(Entries taken from a collection)
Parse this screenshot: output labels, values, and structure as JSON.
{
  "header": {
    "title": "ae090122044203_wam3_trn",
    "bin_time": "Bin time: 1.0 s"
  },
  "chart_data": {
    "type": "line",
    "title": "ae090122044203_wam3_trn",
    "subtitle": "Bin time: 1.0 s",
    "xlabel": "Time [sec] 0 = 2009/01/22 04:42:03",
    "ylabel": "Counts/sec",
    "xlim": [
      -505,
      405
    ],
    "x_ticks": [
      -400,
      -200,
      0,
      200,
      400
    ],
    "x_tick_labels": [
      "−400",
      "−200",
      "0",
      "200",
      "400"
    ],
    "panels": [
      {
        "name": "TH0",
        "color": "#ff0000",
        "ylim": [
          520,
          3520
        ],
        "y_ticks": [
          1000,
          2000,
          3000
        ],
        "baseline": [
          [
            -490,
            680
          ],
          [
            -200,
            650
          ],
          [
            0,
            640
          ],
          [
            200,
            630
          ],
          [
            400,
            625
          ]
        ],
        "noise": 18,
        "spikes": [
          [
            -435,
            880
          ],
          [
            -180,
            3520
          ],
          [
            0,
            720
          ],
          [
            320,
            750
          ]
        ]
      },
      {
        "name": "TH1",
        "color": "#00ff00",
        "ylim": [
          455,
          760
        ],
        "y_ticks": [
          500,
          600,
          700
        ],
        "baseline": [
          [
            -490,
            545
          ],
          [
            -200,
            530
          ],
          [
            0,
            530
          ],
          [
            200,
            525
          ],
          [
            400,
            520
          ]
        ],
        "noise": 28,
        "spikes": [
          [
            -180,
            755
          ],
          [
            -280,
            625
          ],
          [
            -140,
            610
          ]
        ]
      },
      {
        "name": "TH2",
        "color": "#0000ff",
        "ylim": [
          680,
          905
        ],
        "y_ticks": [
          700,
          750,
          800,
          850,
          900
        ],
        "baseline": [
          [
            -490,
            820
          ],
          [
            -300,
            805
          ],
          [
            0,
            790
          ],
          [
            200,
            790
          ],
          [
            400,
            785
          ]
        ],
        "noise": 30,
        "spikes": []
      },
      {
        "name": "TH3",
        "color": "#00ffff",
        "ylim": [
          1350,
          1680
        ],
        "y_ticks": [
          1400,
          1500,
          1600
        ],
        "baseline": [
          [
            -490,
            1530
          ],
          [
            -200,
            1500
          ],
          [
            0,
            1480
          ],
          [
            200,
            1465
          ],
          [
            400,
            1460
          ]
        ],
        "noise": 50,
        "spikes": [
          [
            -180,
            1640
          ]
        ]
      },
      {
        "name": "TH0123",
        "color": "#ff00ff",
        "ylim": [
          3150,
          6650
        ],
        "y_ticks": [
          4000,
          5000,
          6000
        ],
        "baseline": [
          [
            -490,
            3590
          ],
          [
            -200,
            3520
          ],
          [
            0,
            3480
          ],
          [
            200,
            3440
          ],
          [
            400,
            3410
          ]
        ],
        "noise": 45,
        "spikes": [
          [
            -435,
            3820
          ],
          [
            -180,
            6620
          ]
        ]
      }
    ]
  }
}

REQUIREMENT:
Copy out the full set of records precisely, leaving nothing out.

WORKED SOLUTION:
Parse this screenshot: output labels, values, and structure as JSON.
{
  "header": {
    "title": "ae090122044203_wam3_trn",
    "bin_time": "Bin time: 1.0 s"
  },
  "chart_data": {
    "type": "line",
    "title": "ae090122044203_wam3_trn",
    "subtitle": "Bin time: 1.0 s",
    "xlabel": "Time [sec] 0 = 2009/01/22 04:42:03",
    "ylabel": "Counts/sec",
    "xlim": [
      -505,
      405
    ],
    "x_ticks": [
      -400,
      -200,
      0,
      200,
      400
    ],
    "x_tick_labels": [
      "−400",
      "−200",
      "0",
      "200",
      "400"
    ],
    "panels": [
      {
        "name": "TH0",
        "color": "#ff0000",
        "ylim": [
          520,
          3520
        ],
        "y_ticks": [
          1000,
          2000,
          3000
        ],
        "baseline": [
          [
            -490,
            680
          ],
          [
            -200,
            650
          ],
          [
            0,
            640
          ],
          [
            200,
            630
          ],
          [
            400,
            625
          ]
        ],
        "noise": 18,
        "spikes": [
          [
            -435,
            880
          ],
          [
            -180,
            3520
          ],
          [
            0,
            720
          ],
          [
            320,
            750
          ]
        ]
      },
      {
        "name": "TH1",
        "color": "#00ff00",
        "ylim": [
          455,
          760
        ],
        "y_ticks": [
          500,
          600,
          700
        ],
        "baseline": [
          [
            -490,
            545
          ],
          [
            -200,
            530
          ],
          [
            0,
            530
          ],
          [
            200,
            525
          ],
          [
            400,
            520
          ]
        ],
        "noise": 28,
        "spikes": [
          [
            -180,
            755
          ],
          [
            -280,
            625
          ],
          [
            -140,
            610
          ]
        ]
      },
      {
        "name": "TH2",
        "color": "#0000ff",
        "ylim": [
          680,
          905
        ],
        "y_ticks": [
          700,
          750,
          800,
          850,
          900
        ],
        "baseline": [
          [
            -490,
            820
          ],
          [
            -300,
            805
          ],
          [
            0,
            790
          ],
          [
            200,
            790
          ],
          [
            400,
            785
          ]
        ],
        "noise": 30,
        "spikes": []
      },
      {
        "name": "TH3",
        "color": "#00ffff",
        "ylim": [
          1350,
          1680
        ],
        "y_ticks": [
          1400,
          1500,
          1600
        ],
        "baseline": [
          [
            -490,
            1530
          ],
          [
            -200,
            1500
          ],
          [
            0,
            1480
          ],
          [
            200,
            1465
          ],
          [
            400,
            1460
          ]
        ],
        "noise": 50,
        "spikes": [
          [
            -180,
            1640
          ]
        ]
      },
      {
        "name": "TH0123",
        "color": "#ff00ff",
        "ylim": [
          3150,
          6650
        ],
        "y_ticks": [
          4000,
          5000,
          6000
        ],
        "baseline": [
          [
            -490,
            3590
          ],
          [
            -200,
            3520
          ],
          [
            0,
            3480
          ],
          [
            200,
            3440
          ],
          [
            400,
            3410
          ]
        ],
        "noise": 45,
        "spikes": [
          [
            -435,
            3820
          ],
          [
            -180,
            6620
          ]
        ]
      }
    ]
  }
}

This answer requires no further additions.